- Given data
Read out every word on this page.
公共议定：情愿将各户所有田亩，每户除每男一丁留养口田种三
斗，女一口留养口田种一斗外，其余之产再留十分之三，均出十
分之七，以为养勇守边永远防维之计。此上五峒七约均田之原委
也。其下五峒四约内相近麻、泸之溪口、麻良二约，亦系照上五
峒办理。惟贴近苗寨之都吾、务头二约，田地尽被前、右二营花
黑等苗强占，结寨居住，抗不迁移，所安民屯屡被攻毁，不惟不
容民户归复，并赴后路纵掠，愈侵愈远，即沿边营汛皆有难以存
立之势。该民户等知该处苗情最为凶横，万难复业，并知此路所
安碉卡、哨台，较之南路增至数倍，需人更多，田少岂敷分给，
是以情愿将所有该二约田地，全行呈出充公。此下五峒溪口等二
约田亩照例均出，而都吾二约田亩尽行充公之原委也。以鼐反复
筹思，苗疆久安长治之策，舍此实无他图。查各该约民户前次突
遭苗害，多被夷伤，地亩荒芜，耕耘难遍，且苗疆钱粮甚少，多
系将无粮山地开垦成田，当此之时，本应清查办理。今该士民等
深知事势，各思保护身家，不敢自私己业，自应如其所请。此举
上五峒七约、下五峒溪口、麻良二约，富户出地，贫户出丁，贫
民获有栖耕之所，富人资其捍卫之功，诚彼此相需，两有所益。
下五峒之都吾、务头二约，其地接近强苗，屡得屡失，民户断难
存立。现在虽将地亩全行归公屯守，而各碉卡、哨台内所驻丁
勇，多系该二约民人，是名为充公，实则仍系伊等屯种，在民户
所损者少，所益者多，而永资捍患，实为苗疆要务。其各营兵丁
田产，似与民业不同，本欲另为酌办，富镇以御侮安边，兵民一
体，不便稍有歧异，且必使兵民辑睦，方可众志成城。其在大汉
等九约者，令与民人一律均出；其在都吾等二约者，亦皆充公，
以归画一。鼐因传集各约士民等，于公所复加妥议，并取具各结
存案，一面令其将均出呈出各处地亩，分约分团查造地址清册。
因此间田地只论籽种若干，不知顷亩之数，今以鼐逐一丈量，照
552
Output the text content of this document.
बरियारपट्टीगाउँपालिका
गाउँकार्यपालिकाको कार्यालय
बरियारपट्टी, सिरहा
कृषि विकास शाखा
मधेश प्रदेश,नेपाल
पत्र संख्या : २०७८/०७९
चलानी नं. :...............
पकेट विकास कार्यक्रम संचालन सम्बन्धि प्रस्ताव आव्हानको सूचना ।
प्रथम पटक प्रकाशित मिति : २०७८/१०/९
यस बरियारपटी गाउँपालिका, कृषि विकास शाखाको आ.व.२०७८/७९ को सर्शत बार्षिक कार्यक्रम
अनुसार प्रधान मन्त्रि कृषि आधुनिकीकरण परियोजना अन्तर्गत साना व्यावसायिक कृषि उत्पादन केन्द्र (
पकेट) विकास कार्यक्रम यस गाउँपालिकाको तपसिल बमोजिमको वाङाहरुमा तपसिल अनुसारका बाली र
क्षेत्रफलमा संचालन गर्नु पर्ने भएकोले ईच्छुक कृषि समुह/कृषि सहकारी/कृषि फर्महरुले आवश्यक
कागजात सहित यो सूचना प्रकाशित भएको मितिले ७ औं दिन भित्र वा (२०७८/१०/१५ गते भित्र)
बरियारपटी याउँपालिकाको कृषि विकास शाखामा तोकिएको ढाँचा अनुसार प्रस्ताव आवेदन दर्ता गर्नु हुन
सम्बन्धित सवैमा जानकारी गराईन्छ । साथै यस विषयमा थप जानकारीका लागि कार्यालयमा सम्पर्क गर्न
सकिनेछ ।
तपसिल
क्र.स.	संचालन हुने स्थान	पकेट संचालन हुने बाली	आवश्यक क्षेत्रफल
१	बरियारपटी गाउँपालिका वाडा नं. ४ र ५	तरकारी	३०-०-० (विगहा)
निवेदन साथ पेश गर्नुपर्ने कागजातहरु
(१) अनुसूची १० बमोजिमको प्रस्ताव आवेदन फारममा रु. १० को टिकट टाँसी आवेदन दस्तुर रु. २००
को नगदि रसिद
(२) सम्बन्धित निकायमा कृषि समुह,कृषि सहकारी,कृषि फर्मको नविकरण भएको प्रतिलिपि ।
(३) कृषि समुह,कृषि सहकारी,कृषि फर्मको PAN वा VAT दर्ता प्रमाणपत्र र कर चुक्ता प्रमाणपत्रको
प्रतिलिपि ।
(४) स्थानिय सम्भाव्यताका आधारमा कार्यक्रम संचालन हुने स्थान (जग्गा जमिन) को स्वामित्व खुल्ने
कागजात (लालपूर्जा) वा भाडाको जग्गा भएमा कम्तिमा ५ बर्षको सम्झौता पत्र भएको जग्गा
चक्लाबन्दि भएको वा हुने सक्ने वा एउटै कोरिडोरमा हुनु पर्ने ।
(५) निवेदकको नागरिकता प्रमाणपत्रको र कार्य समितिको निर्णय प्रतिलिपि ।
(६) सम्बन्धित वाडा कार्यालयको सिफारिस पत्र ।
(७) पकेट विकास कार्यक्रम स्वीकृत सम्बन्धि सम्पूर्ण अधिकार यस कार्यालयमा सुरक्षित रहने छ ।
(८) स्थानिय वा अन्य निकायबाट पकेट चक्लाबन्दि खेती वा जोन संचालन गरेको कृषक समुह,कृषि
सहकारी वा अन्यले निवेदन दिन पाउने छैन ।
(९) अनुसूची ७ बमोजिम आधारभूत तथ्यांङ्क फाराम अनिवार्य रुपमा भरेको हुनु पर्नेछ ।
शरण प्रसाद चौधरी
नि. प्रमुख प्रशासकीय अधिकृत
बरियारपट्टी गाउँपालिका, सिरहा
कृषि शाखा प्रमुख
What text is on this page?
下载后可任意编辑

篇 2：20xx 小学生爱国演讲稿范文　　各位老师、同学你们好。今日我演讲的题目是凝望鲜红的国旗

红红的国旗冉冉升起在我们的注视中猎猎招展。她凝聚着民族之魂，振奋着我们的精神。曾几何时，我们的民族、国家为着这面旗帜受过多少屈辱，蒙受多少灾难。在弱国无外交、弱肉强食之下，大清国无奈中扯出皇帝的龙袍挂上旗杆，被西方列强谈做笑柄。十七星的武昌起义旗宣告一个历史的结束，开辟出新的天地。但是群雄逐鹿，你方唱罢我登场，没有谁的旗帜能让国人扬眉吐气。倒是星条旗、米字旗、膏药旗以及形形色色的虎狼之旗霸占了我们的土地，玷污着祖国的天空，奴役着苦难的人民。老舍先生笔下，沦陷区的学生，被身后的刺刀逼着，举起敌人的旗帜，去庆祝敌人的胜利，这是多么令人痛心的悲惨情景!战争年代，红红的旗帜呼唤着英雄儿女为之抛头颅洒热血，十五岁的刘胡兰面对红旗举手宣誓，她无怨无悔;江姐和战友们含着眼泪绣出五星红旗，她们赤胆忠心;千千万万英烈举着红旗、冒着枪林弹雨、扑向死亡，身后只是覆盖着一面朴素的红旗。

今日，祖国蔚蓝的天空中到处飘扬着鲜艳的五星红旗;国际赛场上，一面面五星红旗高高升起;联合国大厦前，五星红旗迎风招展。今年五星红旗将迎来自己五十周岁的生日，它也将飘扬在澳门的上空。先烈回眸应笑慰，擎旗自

- Exercise instructions
Your task is to transcribe the listing above in full, exactly as given.

- Solved exercise
Read out every word on this page.
公共议定：情愿将各户所有田亩，每户除每男一丁留养口田种三
斗，女一口留养口田种一斗外，其余之产再留十分之三，均出十
分之七，以为养勇守边永远防维之计。此上五峒七约均田之原委
也。其下五峒四约内相近麻、泸之溪口、麻良二约，亦系照上五
峒办理。惟贴近苗寨之都吾、务头二约，田地尽被前、右二营花
黑等苗强占，结寨居住，抗不迁移，所安民屯屡被攻毁，不惟不
容民户归复，并赴后路纵掠，愈侵愈远，即沿边营汛皆有难以存
立之势。该民户等知该处苗情最为凶横，万难复业，并知此路所
安碉卡、哨台，较之南路增至数倍，需人更多，田少岂敷分给，
是以情愿将所有该二约田地，全行呈出充公。此下五峒溪口等二
约田亩照例均出，而都吾二约田亩尽行充公之原委也。以鼐反复
筹思，苗疆久安长治之策，舍此实无他图。查各该约民户前次突
遭苗害，多被夷伤，地亩荒芜，耕耘难遍，且苗疆钱粮甚少，多
系将无粮山地开垦成田，当此之时，本应清查办理。今该士民等
深知事势，各思保护身家，不敢自私己业，自应如其所请。此举
上五峒七约、下五峒溪口、麻良二约，富户出地，贫户出丁，贫
民获有栖耕之所，富人资其捍卫之功，诚彼此相需，两有所益。
下五峒之都吾、务头二约，其地接近强苗，屡得屡失，民户断难
存立。现在虽将地亩全行归公屯守，而各碉卡、哨台内所驻丁
勇，多系该二约民人，是名为充公，实则仍系伊等屯种，在民户
所损者少，所益者多，而永资捍患，实为苗疆要务。其各营兵丁
田产，似与民业不同，本欲另为酌办，富镇以御侮安边，兵民一
体，不便稍有歧异，且必使兵民辑睦，方可众志成城。其在大汉
等九约者，令与民人一律均出；其在都吾等二约者，亦皆充公，
以归画一。鼐因传集各约士民等，于公所复加妥议，并取具各结
存案，一面令其将均出呈出各处地亩，分约分团查造地址清册。
因此间田地只论籽种若干，不知顷亩之数，今以鼐逐一丈量，照
552
Output the text content of this document.
बरियारपट्टीगाउँपालिका
गाउँकार्यपालिकाको कार्यालय
बरियारपट्टी, सिरहा
कृषि विकास शाखा
मधेश प्रदेश,नेपाल
पत्र संख्या : २०७८/०७९
चलानी नं. :...............
पकेट विकास कार्यक्रम संचालन सम्बन्धि प्रस्ताव आव्हानको सूचना ।
प्रथम पटक प्रकाशित मिति : २०७८/१०/९
यस बरियारपटी गाउँपालिका, कृषि विकास शाखाको आ.व.२०७८/७९ को सर्शत बार्षिक कार्यक्रम
अनुसार प्रधान मन्त्रि कृषि आधुनिकीकरण परियोजना अन्तर्गत साना व्यावसायिक कृषि उत्पादन केन्द्र (
पकेट) विकास कार्यक्रम यस गाउँपालिकाको तपसिल बमोजिमको वाङाहरुमा तपसिल अनुसारका बाली र
क्षेत्रफलमा संचालन गर्नु पर्ने भएकोले ईच्छुक कृषि समुह/कृषि सहकारी/कृषि फर्महरुले आवश्यक
कागजात सहित यो सूचना प्रकाशित भएको मितिले ७ औं दिन भित्र वा (२०७८/१०/१५ गते भित्र)
बरियारपटी याउँपालिकाको कृषि विकास शाखामा तोकिएको ढाँचा अनुसार प्रस्ताव आवेदन दर्ता गर्नु हुन
सम्बन्धित सवैमा जानकारी गराईन्छ । साथै यस विषयमा थप जानकारीका लागि कार्यालयमा सम्पर्क गर्न
सकिनेछ ।
तपसिल
क्र.स.	संचालन हुने स्थान	पकेट संचालन हुने बाली	आवश्यक क्षेत्रफल
१	बरियारपटी गाउँपालिका वाडा नं. ४ र ५	तरकारी	३०-०-० (विगहा)
निवेदन साथ पेश गर्नुपर्ने कागजातहरु
(१) अनुसूची १० बमोजिमको प्रस्ताव आवेदन फारममा रु. १० को टिकट टाँसी आवेदन दस्तुर रु. २००
को नगदि रसिद
(२) सम्बन्धित निकायमा कृषि समुह,कृषि सहकारी,कृषि फर्मको नविकरण भएको प्रतिलिपि ।
(३) कृषि समुह,कृषि सहकारी,कृषि फर्मको PAN वा VAT दर्ता प्रमाणपत्र र कर चुक्ता प्रमाणपत्रको
प्रतिलिपि ।
(४) स्थानिय सम्भाव्यताका आधारमा कार्यक्रम संचालन हुने स्थान (जग्गा जमिन) को स्वामित्व खुल्ने
कागजात (लालपूर्जा) वा भाडाको जग्गा भएमा कम्तिमा ५ बर्षको सम्झौता पत्र भएको जग्गा
चक्लाबन्दि भएको वा हुने सक्ने वा एउटै कोरिडोरमा हुनु पर्ने ।
(५) निवेदकको नागरिकता प्रमाणपत्रको र कार्य समितिको निर्णय प्रतिलिपि ।
(६) सम्बन्धित वाडा कार्यालयको सिफारिस पत्र ।
(७) पकेट विकास कार्यक्रम स्वीकृत सम्बन्धि सम्पूर्ण अधिकार यस कार्यालयमा सुरक्षित रहने छ ।
(८) स्थानिय वा अन्य निकायबाट पकेट चक्लाबन्दि खेती वा जोन संचालन गरेको कृषक समुह,कृषि
सहकारी वा अन्यले निवेदन दिन पाउने छैन ।
(९) अनुसूची ७ बमोजिम आधारभूत तथ्यांङ्क फाराम अनिवार्य रुपमा भरेको हुनु पर्नेछ ।
शरण प्रसाद चौधरी
नि. प्रमुख प्रशासकीय अधिकृत
बरियारपट्टी गाउँपालिका, सिरहा
कृषि शाखा प्रमुख
What text is on this page?
下载后可任意编辑

篇 2：20xx 小学生爱国演讲稿范文　　各位老师、同学你们好。今日我演讲的题目是凝望鲜红的国旗

红红的国旗冉冉升起在我们的注视中猎猎招展。她凝聚着民族之魂，振奋着我们的精神。曾几何时，我们的民族、国家为着这面旗帜受过多少屈辱，蒙受多少灾难。在弱国无外交、弱肉强食之下，大清国无奈中扯出皇帝的龙袍挂上旗杆，被西方列强谈做笑柄。十七星的武昌起义旗宣告一个历史的结束，开辟出新的天地。但是群雄逐鹿，你方唱罢我登场，没有谁的旗帜能让国人扬眉吐气。倒是星条旗、米字旗、膏药旗以及形形色色的虎狼之旗霸占了我们的土地，玷污着祖国的天空，奴役着苦难的人民。老舍先生笔下，沦陷区的学生，被身后的刺刀逼着，举起敌人的旗帜，去庆祝敌人的胜利，这是多么令人痛心的悲惨情景!战争年代，红红的旗帜呼唤着英雄儿女为之抛头颅洒热血，十五岁的刘胡兰面对红旗举手宣誓，她无怨无悔;江姐和战友们含着眼泪绣出五星红旗，她们赤胆忠心;千千万万英烈举着红旗、冒着枪林弹雨、扑向死亡，身后只是覆盖着一面朴素的红旗。

今日，祖国蔚蓝的天空中到处飘扬着鲜艳的五星红旗;国际赛场上，一面面五星红旗高高升起;联合国大厦前，五星红旗迎风招展。今年五星红旗将迎来自己五十周岁的生日，它也将飘扬在澳门的上空。先烈回眸应笑慰，擎旗自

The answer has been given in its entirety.